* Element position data
------

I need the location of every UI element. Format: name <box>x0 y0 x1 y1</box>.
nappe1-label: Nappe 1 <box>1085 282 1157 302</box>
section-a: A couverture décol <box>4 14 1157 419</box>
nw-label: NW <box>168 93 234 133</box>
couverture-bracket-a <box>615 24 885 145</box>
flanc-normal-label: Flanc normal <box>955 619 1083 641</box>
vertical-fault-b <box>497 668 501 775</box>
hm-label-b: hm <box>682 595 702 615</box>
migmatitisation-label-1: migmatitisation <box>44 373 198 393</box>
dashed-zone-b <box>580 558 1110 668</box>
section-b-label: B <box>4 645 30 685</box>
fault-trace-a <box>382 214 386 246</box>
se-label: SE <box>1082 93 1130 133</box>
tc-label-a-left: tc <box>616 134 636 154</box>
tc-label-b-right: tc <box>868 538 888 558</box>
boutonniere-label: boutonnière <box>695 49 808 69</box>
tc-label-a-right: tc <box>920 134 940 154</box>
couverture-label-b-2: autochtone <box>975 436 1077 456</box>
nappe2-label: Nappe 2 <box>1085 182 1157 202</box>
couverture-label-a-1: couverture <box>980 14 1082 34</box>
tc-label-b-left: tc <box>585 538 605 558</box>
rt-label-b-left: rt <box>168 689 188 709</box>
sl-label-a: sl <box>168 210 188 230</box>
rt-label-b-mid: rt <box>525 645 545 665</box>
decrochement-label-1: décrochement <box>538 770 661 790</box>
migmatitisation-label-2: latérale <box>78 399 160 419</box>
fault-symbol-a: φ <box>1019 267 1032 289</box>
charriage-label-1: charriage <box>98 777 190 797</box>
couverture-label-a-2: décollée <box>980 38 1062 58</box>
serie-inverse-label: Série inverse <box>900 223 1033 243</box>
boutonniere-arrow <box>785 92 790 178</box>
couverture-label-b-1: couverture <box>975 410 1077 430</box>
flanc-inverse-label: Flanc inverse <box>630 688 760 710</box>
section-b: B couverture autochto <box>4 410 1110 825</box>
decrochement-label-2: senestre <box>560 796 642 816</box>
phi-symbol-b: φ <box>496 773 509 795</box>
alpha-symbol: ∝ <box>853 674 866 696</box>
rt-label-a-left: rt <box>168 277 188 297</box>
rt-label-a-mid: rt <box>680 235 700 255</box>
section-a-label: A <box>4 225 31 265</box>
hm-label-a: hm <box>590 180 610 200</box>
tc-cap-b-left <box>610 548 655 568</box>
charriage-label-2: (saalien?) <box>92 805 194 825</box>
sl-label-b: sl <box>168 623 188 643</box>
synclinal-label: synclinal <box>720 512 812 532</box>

------

* Exercise task
Reproduce the data word for word, from its first line through the line that contains "migmatitisation-label-2: latérale <box>78", including both of those lines.

* Result for this exercise
I need the location of every UI element. Format: name <box>x0 y0 x1 y1</box>.
nappe1-label: Nappe 1 <box>1085 282 1157 302</box>
section-a: A couverture décol <box>4 14 1157 419</box>
nw-label: NW <box>168 93 234 133</box>
couverture-bracket-a <box>615 24 885 145</box>
flanc-normal-label: Flanc normal <box>955 619 1083 641</box>
vertical-fault-b <box>497 668 501 775</box>
hm-label-b: hm <box>682 595 702 615</box>
migmatitisation-label-1: migmatitisation <box>44 373 198 393</box>
dashed-zone-b <box>580 558 1110 668</box>
section-b-label: B <box>4 645 30 685</box>
fault-trace-a <box>382 214 386 246</box>
se-label: SE <box>1082 93 1130 133</box>
tc-label-a-left: tc <box>616 134 636 154</box>
tc-label-b-right: tc <box>868 538 888 558</box>
boutonniere-label: boutonnière <box>695 49 808 69</box>
tc-label-a-right: tc <box>920 134 940 154</box>
couverture-label-b-2: autochtone <box>975 436 1077 456</box>
nappe2-label: Nappe 2 <box>1085 182 1157 202</box>
couverture-label-a-1: couverture <box>980 14 1082 34</box>
tc-label-b-left: tc <box>585 538 605 558</box>
rt-label-b-left: rt <box>168 689 188 709</box>
sl-label-a: sl <box>168 210 188 230</box>
rt-label-b-mid: rt <box>525 645 545 665</box>
decrochement-label-1: décrochement <box>538 770 661 790</box>
migmatitisation-label-2: latérale <box>78 399 160 419</box>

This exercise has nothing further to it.